[Extracted data entries]
:::

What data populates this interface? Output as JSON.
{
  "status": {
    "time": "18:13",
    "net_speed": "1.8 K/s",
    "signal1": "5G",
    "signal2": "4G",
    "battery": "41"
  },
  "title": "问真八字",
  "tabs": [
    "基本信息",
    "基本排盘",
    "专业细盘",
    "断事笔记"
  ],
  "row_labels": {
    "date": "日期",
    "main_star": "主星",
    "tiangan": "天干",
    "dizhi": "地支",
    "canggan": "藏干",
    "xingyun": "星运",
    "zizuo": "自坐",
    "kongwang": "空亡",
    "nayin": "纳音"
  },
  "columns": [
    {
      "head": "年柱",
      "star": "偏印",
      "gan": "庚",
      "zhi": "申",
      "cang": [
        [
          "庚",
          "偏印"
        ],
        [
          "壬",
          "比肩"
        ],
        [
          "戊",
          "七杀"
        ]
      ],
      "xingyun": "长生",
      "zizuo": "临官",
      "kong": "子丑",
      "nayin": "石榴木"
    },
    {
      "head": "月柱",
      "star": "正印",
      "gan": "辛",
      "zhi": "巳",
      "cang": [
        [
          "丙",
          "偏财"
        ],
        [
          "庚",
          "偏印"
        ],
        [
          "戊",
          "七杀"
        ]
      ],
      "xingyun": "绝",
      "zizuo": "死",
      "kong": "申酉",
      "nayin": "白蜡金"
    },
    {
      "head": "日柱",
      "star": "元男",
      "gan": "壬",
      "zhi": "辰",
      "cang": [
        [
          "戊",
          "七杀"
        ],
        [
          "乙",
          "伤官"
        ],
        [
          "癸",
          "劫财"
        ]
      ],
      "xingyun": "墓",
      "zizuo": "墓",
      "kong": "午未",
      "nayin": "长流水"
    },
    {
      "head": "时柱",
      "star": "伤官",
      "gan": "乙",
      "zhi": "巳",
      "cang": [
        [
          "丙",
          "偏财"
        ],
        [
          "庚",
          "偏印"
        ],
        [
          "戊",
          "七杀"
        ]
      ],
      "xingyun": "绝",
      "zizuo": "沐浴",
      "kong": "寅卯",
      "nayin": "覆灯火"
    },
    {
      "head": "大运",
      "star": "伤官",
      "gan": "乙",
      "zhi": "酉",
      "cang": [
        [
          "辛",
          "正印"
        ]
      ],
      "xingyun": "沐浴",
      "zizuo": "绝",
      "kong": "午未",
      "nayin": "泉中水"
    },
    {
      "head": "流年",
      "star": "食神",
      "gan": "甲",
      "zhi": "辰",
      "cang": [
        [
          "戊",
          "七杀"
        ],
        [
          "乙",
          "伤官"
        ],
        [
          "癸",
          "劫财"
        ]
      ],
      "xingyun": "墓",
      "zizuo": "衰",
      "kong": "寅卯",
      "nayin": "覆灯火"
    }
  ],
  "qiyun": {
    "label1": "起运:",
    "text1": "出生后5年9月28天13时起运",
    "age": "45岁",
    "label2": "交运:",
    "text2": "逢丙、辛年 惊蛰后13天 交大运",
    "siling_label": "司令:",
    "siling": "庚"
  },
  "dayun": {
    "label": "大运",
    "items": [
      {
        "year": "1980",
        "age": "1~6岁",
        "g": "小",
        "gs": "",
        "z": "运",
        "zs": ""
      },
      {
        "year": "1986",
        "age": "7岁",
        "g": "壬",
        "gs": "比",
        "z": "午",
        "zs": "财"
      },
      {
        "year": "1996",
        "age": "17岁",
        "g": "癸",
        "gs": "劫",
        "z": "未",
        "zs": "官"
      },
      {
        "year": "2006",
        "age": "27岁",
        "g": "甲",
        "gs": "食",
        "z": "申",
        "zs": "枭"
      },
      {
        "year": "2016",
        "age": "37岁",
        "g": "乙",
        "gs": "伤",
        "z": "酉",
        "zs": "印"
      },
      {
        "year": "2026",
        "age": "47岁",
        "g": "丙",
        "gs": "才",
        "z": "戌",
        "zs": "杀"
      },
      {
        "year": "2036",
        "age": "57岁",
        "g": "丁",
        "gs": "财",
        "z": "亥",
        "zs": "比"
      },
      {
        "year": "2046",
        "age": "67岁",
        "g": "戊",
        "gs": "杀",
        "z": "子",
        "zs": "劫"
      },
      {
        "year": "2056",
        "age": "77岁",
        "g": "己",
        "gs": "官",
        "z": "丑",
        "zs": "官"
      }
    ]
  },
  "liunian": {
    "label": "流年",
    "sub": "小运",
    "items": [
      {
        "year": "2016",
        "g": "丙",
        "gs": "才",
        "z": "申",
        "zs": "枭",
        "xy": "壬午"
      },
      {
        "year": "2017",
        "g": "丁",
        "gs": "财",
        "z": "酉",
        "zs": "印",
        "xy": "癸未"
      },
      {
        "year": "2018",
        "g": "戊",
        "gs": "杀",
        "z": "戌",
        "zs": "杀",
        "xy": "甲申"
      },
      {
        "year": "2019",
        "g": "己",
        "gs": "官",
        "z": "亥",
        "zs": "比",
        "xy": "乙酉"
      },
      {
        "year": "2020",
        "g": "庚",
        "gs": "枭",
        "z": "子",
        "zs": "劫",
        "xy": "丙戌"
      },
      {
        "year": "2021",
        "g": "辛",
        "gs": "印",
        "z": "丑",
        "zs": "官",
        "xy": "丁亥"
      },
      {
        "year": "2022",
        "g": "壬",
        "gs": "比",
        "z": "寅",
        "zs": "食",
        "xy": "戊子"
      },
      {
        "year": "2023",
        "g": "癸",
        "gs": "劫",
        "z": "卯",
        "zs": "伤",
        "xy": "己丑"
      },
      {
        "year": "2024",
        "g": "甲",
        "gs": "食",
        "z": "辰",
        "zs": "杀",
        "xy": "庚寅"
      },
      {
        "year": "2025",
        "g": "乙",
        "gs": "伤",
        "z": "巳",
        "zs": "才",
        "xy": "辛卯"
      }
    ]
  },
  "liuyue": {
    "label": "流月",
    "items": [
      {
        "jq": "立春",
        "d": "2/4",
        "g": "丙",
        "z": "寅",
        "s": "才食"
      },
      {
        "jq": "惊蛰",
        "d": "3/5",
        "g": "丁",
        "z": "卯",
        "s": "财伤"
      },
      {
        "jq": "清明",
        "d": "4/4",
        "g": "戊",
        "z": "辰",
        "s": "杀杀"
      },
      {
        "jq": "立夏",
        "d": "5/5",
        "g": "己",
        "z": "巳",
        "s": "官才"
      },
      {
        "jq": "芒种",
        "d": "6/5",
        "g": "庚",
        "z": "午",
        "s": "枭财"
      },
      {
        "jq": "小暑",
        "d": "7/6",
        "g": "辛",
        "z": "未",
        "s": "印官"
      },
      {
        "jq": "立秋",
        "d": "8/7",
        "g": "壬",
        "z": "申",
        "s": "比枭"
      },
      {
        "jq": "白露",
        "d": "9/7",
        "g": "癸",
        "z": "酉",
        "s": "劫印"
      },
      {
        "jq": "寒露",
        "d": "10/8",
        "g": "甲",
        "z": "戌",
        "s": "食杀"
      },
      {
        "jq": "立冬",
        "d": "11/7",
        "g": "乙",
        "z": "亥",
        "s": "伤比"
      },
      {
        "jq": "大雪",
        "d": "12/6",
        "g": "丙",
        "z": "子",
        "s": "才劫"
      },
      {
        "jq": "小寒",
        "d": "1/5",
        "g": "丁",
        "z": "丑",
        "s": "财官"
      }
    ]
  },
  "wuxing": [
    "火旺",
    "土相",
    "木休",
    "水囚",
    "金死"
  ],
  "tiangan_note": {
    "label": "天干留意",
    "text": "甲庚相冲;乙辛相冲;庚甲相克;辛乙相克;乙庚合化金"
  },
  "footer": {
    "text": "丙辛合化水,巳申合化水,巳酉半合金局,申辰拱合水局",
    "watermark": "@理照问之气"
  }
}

:::

## Aim
Your task is to give the records above again, exactly.

## Response for this exercise
What data populates this interface? Output as JSON.
{
  "status": {
    "time": "18:13",
    "net_speed": "1.8 K/s",
    "signal1": "5G",
    "signal2": "4G",
    "battery": "41"
  },
  "title": "问真八字",
  "tabs": [
    "基本信息",
    "基本排盘",
    "专业细盘",
    "断事笔记"
  ],
  "row_labels": {
    "date": "日期",
    "main_star": "主星",
    "tiangan": "天干",
    "dizhi": "地支",
    "canggan": "藏干",
    "xingyun": "星运",
    "zizuo": "自坐",
    "kongwang": "空亡",
    "nayin": "纳音"
  },
  "columns": [
    {
      "head": "年柱",
      "star": "偏印",
      "gan": "庚",
      "zhi": "申",
      "cang": [
        [
          "庚",
          "偏印"
        ],
        [
          "壬",
          "比肩"
        ],
        [
          "戊",
          "七杀"
        ]
      ],
      "xingyun": "长生",
      "zizuo": "临官",
      "kong": "子丑",
      "nayin": "石榴木"
    },
    {
      "head": "月柱",
      "star": "正印",
      "gan": "辛",
      "zhi": "巳",
      "cang": [
        [
          "丙",
          "偏财"
        ],
        [
          "庚",
          "偏印"
        ],
        [
          "戊",
          "七杀"
        ]
      ],
      "xingyun": "绝",
      "zizuo": "死",
      "kong": "申酉",
      "nayin": "白蜡金"
    },
    {
      "head": "日柱",
      "star": "元男",
      "gan": "壬",
      "zhi": "辰",
      "cang": [
        [
          "戊",
          "七杀"
        ],
        [
          "乙",
          "伤官"
        ],
        [
          "癸",
          "劫财"
        ]
      ],
      "xingyun": "墓",
      "zizuo": "墓",
      "kong": "午未",
      "nayin": "长流水"
    },
    {
      "head": "时柱",
      "star": "伤官",
      "gan": "乙",
      "zhi": "巳",
      "cang": [
        [
          "丙",
          "偏财"
        ],
        [
          "庚",
          "偏印"
        ],
        [
          "戊",
          "七杀"
        ]
      ],
      "xingyun": "绝",
      "zizuo": "沐浴",
      "kong": "寅卯",
      "nayin": "覆灯火"
    },
    {
      "head": "大运",
      "star": "伤官",
      "gan": "乙",
      "zhi": "酉",
      "cang": [
        [
          "辛",
          "正印"
        ]
      ],
      "xingyun": "沐浴",
      "zizuo": "绝",
      "kong": "午未",
      "nayin": "泉中水"
    },
    {
      "head": "流年",
      "star": "食神",
      "gan": "甲",
      "zhi": "辰",
      "cang": [
        [
          "戊",
          "七杀"
        ],
        [
          "乙",
          "伤官"
        ],
        [
          "癸",
          "劫财"
        ]
      ],
      "xingyun": "墓",
      "zizuo": "衰",
      "kong": "寅卯",
      "nayin": "覆灯火"
    }
  ],
  "qiyun": {
    "label1": "起运:",
    "text1": "出生后5年9月28天13时起运",
    "age": "45岁",
    "label2": "交运:",
    "text2": "逢丙、辛年 惊蛰后13天 交大运",
    "siling_label": "司令:",
    "siling": "庚"
  },
  "dayun": {
    "label": "大运",
    "items": [
      {
        "year": "1980",
        "age": "1~6岁",
        "g": "小",
        "gs": "",
        "z": "运",
        "zs": ""
      },
      {
        "year": "1986",
        "age": "7岁",
        "g": "壬",
        "gs": "比",
        "z": "午",
        "zs": "财"
      },
      {
        "year": "1996",
        "age": "17岁",
        "g": "癸",
        "gs": "劫",
        "z": "未",
        "zs": "官"
      },
      {
        "year": "2006",
        "age": "27岁",
        "g": "甲",
        "gs": "食",
        "z": "申",
        "zs": "枭"
      },
      {
        "year": "2016",
        "age": "37岁",
        "g": "乙",
        "gs": "伤",
        "z": "酉",
        "zs": "印"
      },
      {
        "year": "2026",
        "age": "47岁",
        "g": "丙",
        "gs": "才",
        "z": "戌",
        "zs": "杀"
      },
      {
        "year": "2036",
        "age": "57岁",
        "g": "丁",
        "gs": "财",
        "z": "亥",
        "zs": "比"
      },
      {
        "year": "2046",
        "age": "67岁",
        "g": "戊",
        "gs": "杀",
        "z": "子",
        "zs": "劫"
      },
      {
        "year": "2056",
        "age": "77岁",
        "g": "己",
        "gs": "官",
        "z": "丑",
        "zs": "官"
      }
    ]
  },
  "liunian": {
    "label": "流年",
    "sub": "小运",
    "items": [
      {
        "year": "2016",
        "g": "丙",
        "gs": "才",
        "z": "申",
        "zs": "枭",
        "xy": "壬午"
      },
      {
        "year": "2017",
        "g": "丁",
        "gs": "财",
        "z": "酉",
        "zs": "印",
        "xy": "癸未"
      },
      {
        "year": "2018",
        "g": "戊",
        "gs": "杀",
        "z": "戌",
        "zs": "杀",
        "xy": "甲申"
      },
      {
        "year": "2019",
        "g": "己",
        "gs": "官",
        "z": "亥",
        "zs": "比",
        "xy": "乙酉"
      },
      {
        "year": "2020",
        "g": "庚",
        "gs": "枭",
        "z": "子",
        "zs": "劫",
        "xy": "丙戌"
      },
      {
        "year": "2021",
        "g": "辛",
        "gs": "印",
        "z": "丑",
        "zs": "官",
        "xy": "丁亥"
      },
      {
        "year": "2022",
        "g": "壬",
        "gs": "比",
        "z": "寅",
        "zs": "食",
        "xy": "戊子"
      },
      {
        "year": "2023",
        "g": "癸",
        "gs": "劫",
        "z": "卯",
        "zs": "伤",
        "xy": "己丑"
      },
      {
        "year": "2024",
        "g": "甲",
        "gs": "食",
        "z": "辰",
        "zs": "杀",
        "xy": "庚寅"
      },
      {
        "year": "2025",
        "g": "乙",
        "gs": "伤",
        "z": "巳",
        "zs": "才",
        "xy": "辛卯"
      }
    ]
  },
  "liuyue": {
    "label": "流月",
    "items": [
      {
        "jq": "立春",
        "d": "2/4",
        "g": "丙",
        "z": "寅",
        "s": "才食"
      },
      {
        "jq": "惊蛰",
        "d": "3/5",
        "g": "丁",
        "z": "卯",
        "s": "财伤"
      },
      {
        "jq": "清明",
        "d": "4/4",
        "g": "戊",
        "z": "辰",
        "s": "杀杀"
      },
      {
        "jq": "立夏",
        "d": "5/5",
        "g": "己",
        "z": "巳",
        "s": "官才"
      },
      {
        "jq": "芒种",
        "d": "6/5",
        "g": "庚",
        "z": "午",
        "s": "枭财"
      },
      {
        "jq": "小暑",
        "d": "7/6",
        "g": "辛",
        "z": "未",
        "s": "印官"
      },
      {
        "jq": "立秋",
        "d": "8/7",
        "g": "壬",
        "z": "申",
        "s": "比枭"
      },
      {
        "jq": "白露",
        "d": "9/7",
        "g": "癸",
        "z": "酉",
        "s": "劫印"
      },
      {
        "jq": "寒露",
        "d": "10/8",
        "g": "甲",
        "z": "戌",
        "s": "食杀"
      },
      {
        "jq": "立冬",
        "d": "11/7",
        "g": "乙",
        "z": "亥",
        "s": "伤比"
      },
      {
        "jq": "大雪",
        "d": "12/6",
        "g": "丙",
        "z": "子",
        "s": "才劫"
      },
      {
        "jq": "小寒",
        "d": "1/5",
        "g": "丁",
        "z": "丑",
        "s": "财官"
      }
    ]
  },
  "wuxing": [
    "火旺",
    "土相",
    "木休",
    "水囚",
    "金死"
  ],
  "tiangan_note": {
    "label": "天干留意",
    "text": "甲庚相冲;乙辛相冲;庚甲相克;辛乙相克;乙庚合化金"
  },
  "footer": {
    "text": "丙辛合化水,巳申合化水,巳酉半合金局,申辰拱合水局",
    "watermark": "@理照问之气"
  }
}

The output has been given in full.